## STATED PROBLEM:
Find the word "Children" in the material below and gather every line that contains it.

## DATA SUPPLIED:
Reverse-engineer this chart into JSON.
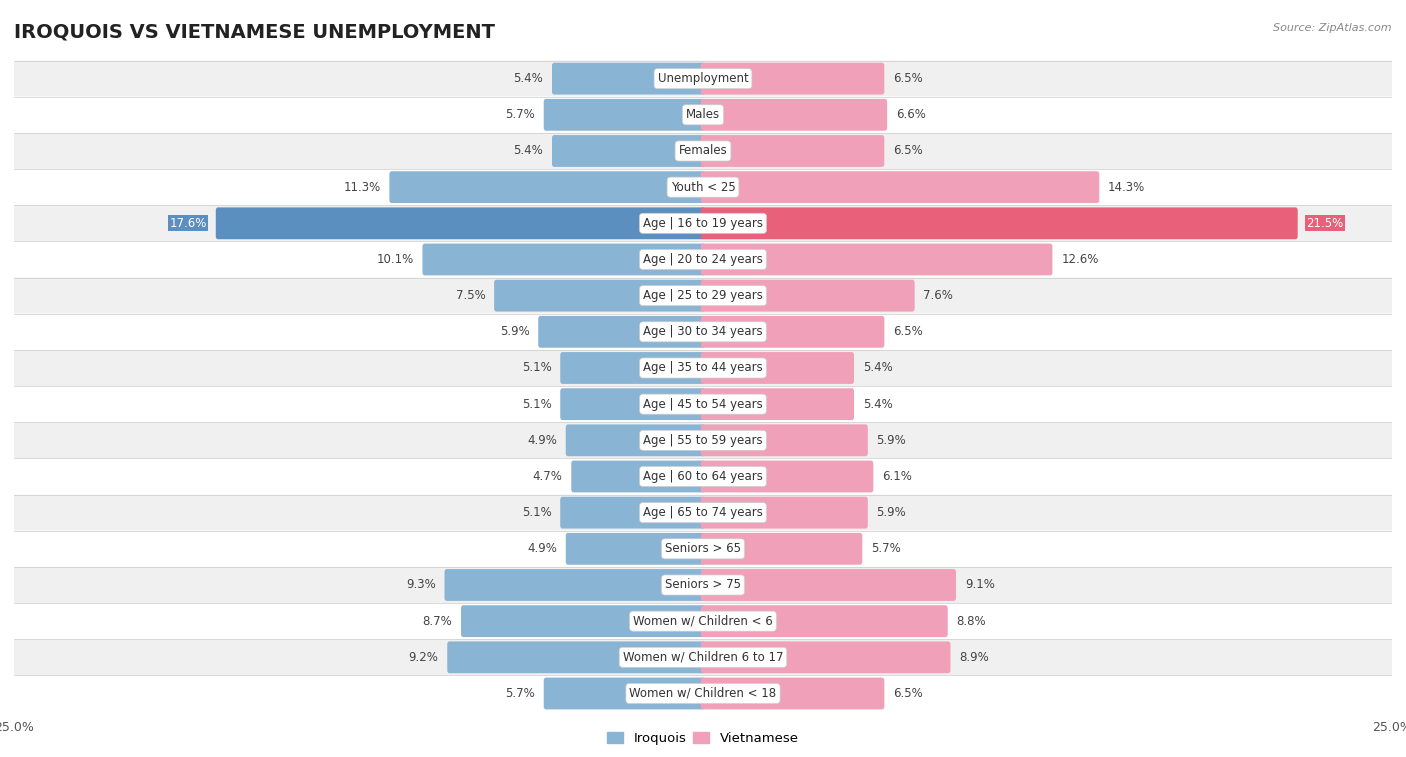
{
  "title": "IROQUOIS VS VIETNAMESE UNEMPLOYMENT",
  "source": "Source: ZipAtlas.com",
  "categories": [
    "Unemployment",
    "Males",
    "Females",
    "Youth < 25",
    "Age | 16 to 19 years",
    "Age | 20 to 24 years",
    "Age | 25 to 29 years",
    "Age | 30 to 34 years",
    "Age | 35 to 44 years",
    "Age | 45 to 54 years",
    "Age | 55 to 59 years",
    "Age | 60 to 64 years",
    "Age | 65 to 74 years",
    "Seniors > 65",
    "Seniors > 75",
    "Women w/ Children < 6",
    "Women w/ Children 6 to 17",
    "Women w/ Children < 18"
  ],
  "iroquois": [
    5.4,
    5.7,
    5.4,
    11.3,
    17.6,
    10.1,
    7.5,
    5.9,
    5.1,
    5.1,
    4.9,
    4.7,
    5.1,
    4.9,
    9.3,
    8.7,
    9.2,
    5.7
  ],
  "vietnamese": [
    6.5,
    6.6,
    6.5,
    14.3,
    21.5,
    12.6,
    7.6,
    6.5,
    5.4,
    5.4,
    5.9,
    6.1,
    5.9,
    5.7,
    9.1,
    8.8,
    8.9,
    6.5
  ],
  "iroquois_color": "#8ab4d4",
  "vietnamese_color": "#f0a0b8",
  "iroquois_highlight_color": "#5a8fc0",
  "vietnamese_highlight_color": "#e8607a",
  "row_bg_odd": "#f0f0f0",
  "row_bg_even": "#ffffff",
  "xlim": 25.0,
  "bar_height": 0.72,
  "legend_labels": [
    "Iroquois",
    "Vietnamese"
  ],
  "title_fontsize": 14,
  "label_fontsize": 8.5,
  "cat_fontsize": 8.5,
  "highlight_idx": 4
}
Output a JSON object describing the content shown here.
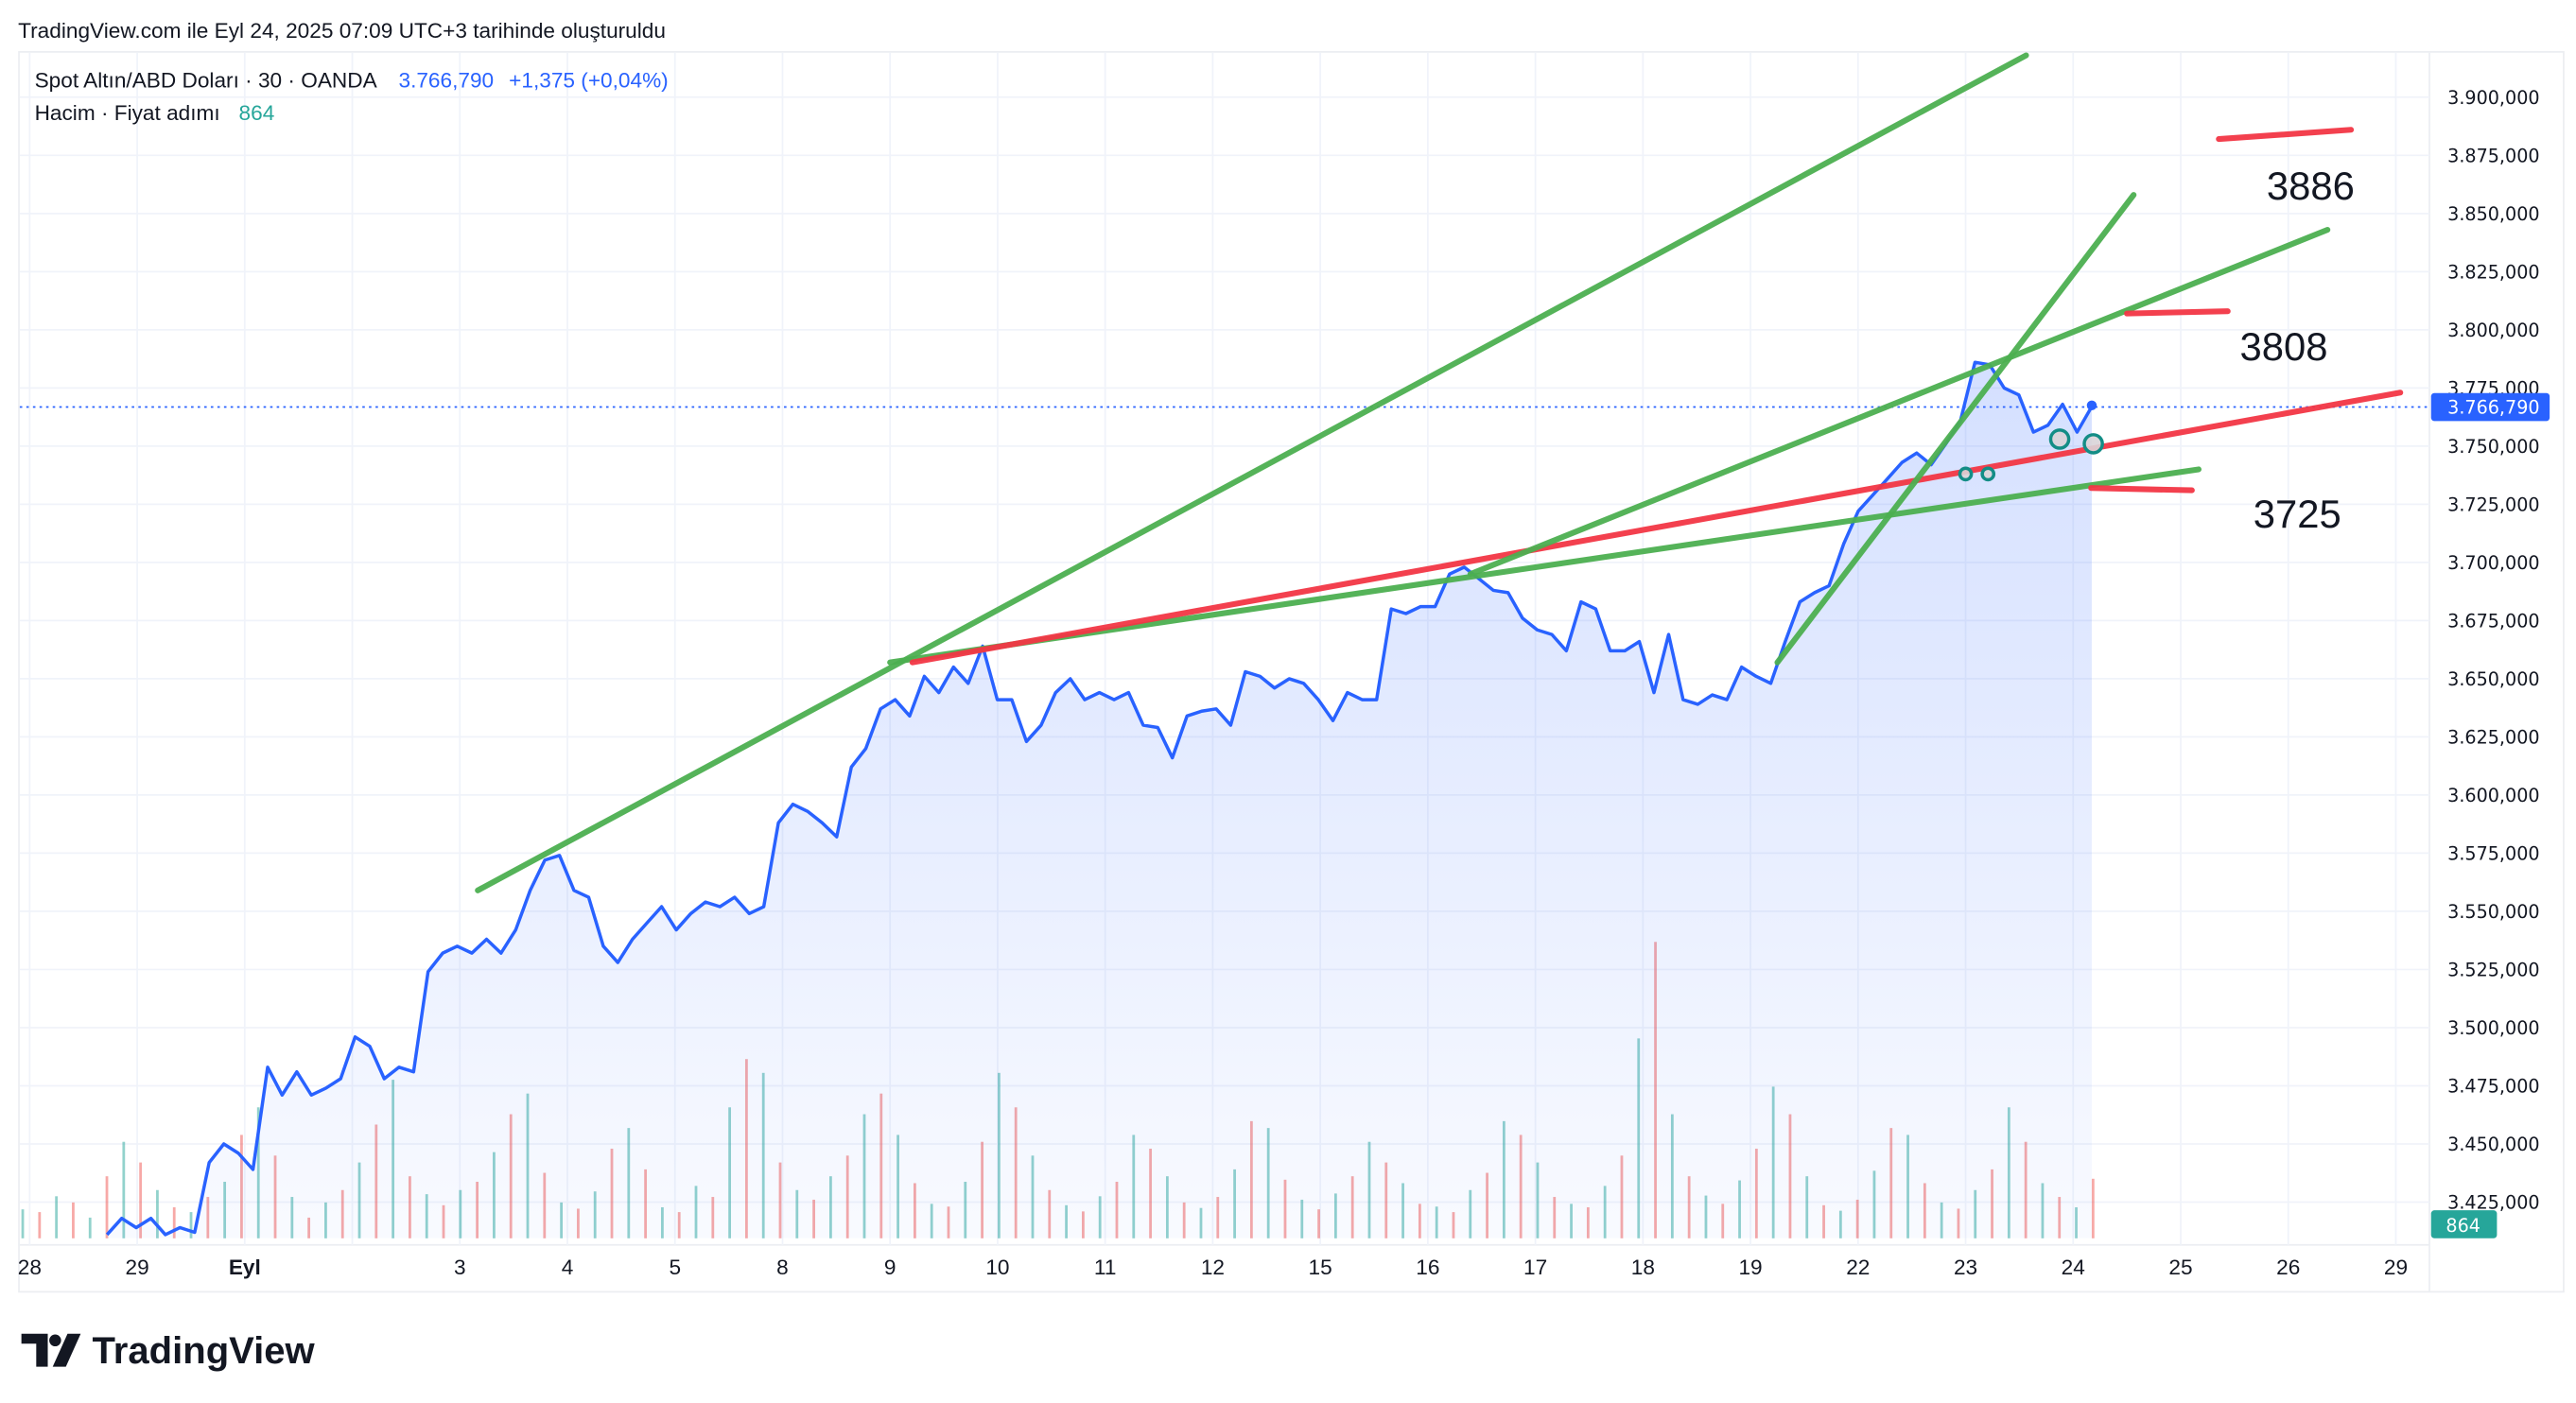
{
  "header": {
    "caption": "TradingView.com ile Eyl 24, 2025 07:09 UTC+3 tarihinde oluşturuldu"
  },
  "legend": {
    "symbol": "Spot Altın/ABD Doları · 30 · OANDA",
    "last": "3.766,790",
    "change": "+1,375 (+0,04%)",
    "volume_label": "Hacim · Fiyat adımı",
    "volume_value": "864"
  },
  "footer": {
    "logo_text": "TradingView"
  },
  "colors": {
    "line": "#2962ff",
    "up_volume": "#26a69a",
    "down_volume": "#ef5350",
    "trend_green": "#4caf50",
    "trend_red": "#f23645",
    "price_badge": "#2962ff",
    "volume_badge": "#26a69a"
  },
  "chart_data": {
    "type": "area",
    "ylim": [
      3405,
      3925
    ],
    "grid": true,
    "y_ticks": [
      "3.900,000",
      "3.875,000",
      "3.850,000",
      "3.825,000",
      "3.800,000",
      "3.775,000",
      "3.750,000",
      "3.725,000",
      "3.700,000",
      "3.675,000",
      "3.650,000",
      "3.625,000",
      "3.600,000",
      "3.575,000",
      "3.550,000",
      "3.525,000",
      "3.500,000",
      "3.475,000",
      "3.450,000",
      "3.425,000"
    ],
    "y_tick_values": [
      3900,
      3875,
      3850,
      3825,
      3800,
      3775,
      3750,
      3725,
      3700,
      3675,
      3650,
      3625,
      3600,
      3575,
      3550,
      3525,
      3500,
      3475,
      3450,
      3425
    ],
    "x_ticks": [
      {
        "label": "28",
        "date": "08-28",
        "bold": false
      },
      {
        "label": "29",
        "date": "08-29",
        "bold": false
      },
      {
        "label": "Eyl",
        "date": "09-01",
        "bold": true
      },
      {
        "label": "",
        "date": "09-02",
        "bold": false
      },
      {
        "label": "3",
        "date": "09-03",
        "bold": false
      },
      {
        "label": "4",
        "date": "09-04",
        "bold": false
      },
      {
        "label": "5",
        "date": "09-05",
        "bold": false
      },
      {
        "label": "8",
        "date": "09-08",
        "bold": false
      },
      {
        "label": "9",
        "date": "09-09",
        "bold": false
      },
      {
        "label": "10",
        "date": "09-10",
        "bold": false
      },
      {
        "label": "11",
        "date": "09-11",
        "bold": false
      },
      {
        "label": "12",
        "date": "09-12",
        "bold": false
      },
      {
        "label": "15",
        "date": "09-15",
        "bold": false
      },
      {
        "label": "16",
        "date": "09-16",
        "bold": false
      },
      {
        "label": "17",
        "date": "09-17",
        "bold": false
      },
      {
        "label": "18",
        "date": "09-18",
        "bold": false
      },
      {
        "label": "19",
        "date": "09-19",
        "bold": false
      },
      {
        "label": "22",
        "date": "09-22",
        "bold": false
      },
      {
        "label": "23",
        "date": "09-23",
        "bold": false
      },
      {
        "label": "24",
        "date": "09-24",
        "bold": false
      },
      {
        "label": "25",
        "date": "09-25",
        "bold": false
      },
      {
        "label": "26",
        "date": "09-26",
        "bold": false
      },
      {
        "label": "29",
        "date": "09-29",
        "bold": false
      }
    ],
    "price": [
      3411,
      3418,
      3414,
      3418,
      3411,
      3414,
      3412,
      3442,
      3450,
      3446,
      3439,
      3483,
      3471,
      3481,
      3471,
      3474,
      3478,
      3496,
      3492,
      3478,
      3483,
      3481,
      3524,
      3532,
      3535,
      3532,
      3538,
      3532,
      3542,
      3559,
      3572,
      3574,
      3559,
      3556,
      3535,
      3528,
      3538,
      3545,
      3552,
      3542,
      3549,
      3554,
      3552,
      3556,
      3549,
      3552,
      3588,
      3596,
      3593,
      3588,
      3582,
      3612,
      3620,
      3637,
      3641,
      3634,
      3651,
      3644,
      3655,
      3648,
      3664,
      3641,
      3641,
      3623,
      3630,
      3644,
      3650,
      3641,
      3644,
      3641,
      3644,
      3630,
      3629,
      3616,
      3634,
      3636,
      3637,
      3630,
      3653,
      3651,
      3646,
      3650,
      3648,
      3641,
      3632,
      3644,
      3641,
      3641,
      3680,
      3678,
      3681,
      3681,
      3695,
      3698,
      3693,
      3688,
      3687,
      3676,
      3671,
      3669,
      3662,
      3683,
      3680,
      3662,
      3662,
      3666,
      3644,
      3669,
      3641,
      3639,
      3643,
      3641,
      3655,
      3651,
      3648,
      3666,
      3683,
      3687,
      3690,
      3708,
      3722,
      3729,
      3736,
      3743,
      3747,
      3742,
      3751,
      3761,
      3786,
      3785,
      3775,
      3772,
      3756,
      3759,
      3768,
      3756,
      3767
    ],
    "last_price": 3766.79,
    "volume": [
      420,
      -380,
      610,
      -520,
      300,
      -900,
      1400,
      -1100,
      700,
      -450,
      380,
      -600,
      820,
      -1500,
      1900,
      -1200,
      600,
      -300,
      520,
      -700,
      1100,
      -1650,
      2300,
      -900,
      640,
      -480,
      700,
      -820,
      1250,
      -1800,
      2100,
      -950,
      520,
      -430,
      680,
      -1300,
      1600,
      -1000,
      450,
      -380,
      760,
      -600,
      1900,
      -2600,
      2400,
      -1100,
      700,
      -560,
      900,
      -1200,
      1800,
      -2100,
      1500,
      -800,
      500,
      -460,
      820,
      -1400,
      2400,
      -1900,
      1200,
      -700,
      480,
      -390,
      610,
      -820,
      1500,
      -1300,
      900,
      -520,
      440,
      -600,
      1000,
      -1700,
      1600,
      -850,
      560,
      -420,
      650,
      -900,
      1400,
      -1100,
      800,
      -500,
      460,
      -380,
      700,
      -950,
      1700,
      -1500,
      1100,
      -600,
      500,
      -450,
      760,
      -1200,
      2900,
      -4300,
      1800,
      -900,
      620,
      -500,
      840,
      -1300,
      2200,
      -1800,
      900,
      -480,
      400,
      -560,
      980,
      -1600,
      1500,
      -800,
      520,
      -430,
      700,
      -1000,
      1900,
      -1400,
      800,
      -600,
      450,
      -864
    ]
  },
  "drawings": {
    "lines": [
      {
        "color": "green",
        "from": [
          "09-03 04:00",
          3559
        ],
        "to": [
          "09-23 13:30",
          3918
        ]
      },
      {
        "color": "green",
        "from": [
          "09-09 00:00",
          3657
        ],
        "to": [
          "09-25 04:00",
          3740
        ]
      },
      {
        "color": "red",
        "from": [
          "09-09 05:00",
          3657
        ],
        "to": [
          "09-29 01:00",
          3773
        ]
      },
      {
        "color": "green",
        "from": [
          "09-19 06:00",
          3657
        ],
        "to": [
          "09-24 13:30",
          3858
        ]
      },
      {
        "color": "green",
        "from": [
          "09-16 09:30",
          3695
        ],
        "to": [
          "09-26 08:45",
          3843
        ]
      },
      {
        "color": "red",
        "from": [
          "09-25 08:30",
          3882
        ],
        "to": [
          "09-26 14:00",
          3886
        ]
      },
      {
        "color": "red",
        "from": [
          "09-24 12:00",
          3807
        ],
        "to": [
          "09-25 10:30",
          3808
        ]
      },
      {
        "color": "red",
        "from": [
          "09-24 04:00",
          3732
        ],
        "to": [
          "09-25 02:30",
          3731
        ]
      }
    ],
    "circles": [
      {
        "at": [
          "09-23 00:00",
          3738
        ],
        "size": "small"
      },
      {
        "at": [
          "09-23 05:00",
          3738
        ],
        "size": "small"
      },
      {
        "at": [
          "09-23 21:00",
          3753
        ],
        "size": "large"
      },
      {
        "at": [
          "09-24 04:30",
          3751
        ],
        "size": "large"
      }
    ],
    "labels": [
      {
        "text": "3886",
        "at": [
          "09-26 05:00",
          3856
        ]
      },
      {
        "text": "3808",
        "at": [
          "09-25 23:00",
          3787
        ]
      },
      {
        "text": "3725",
        "at": [
          "09-26 02:00",
          3715
        ]
      }
    ]
  }
}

## TASK SOLUTION:
    "Women w/ Children < 6",
    "Women w/ Children 6 to 17",
    "Women w/ Children < 18"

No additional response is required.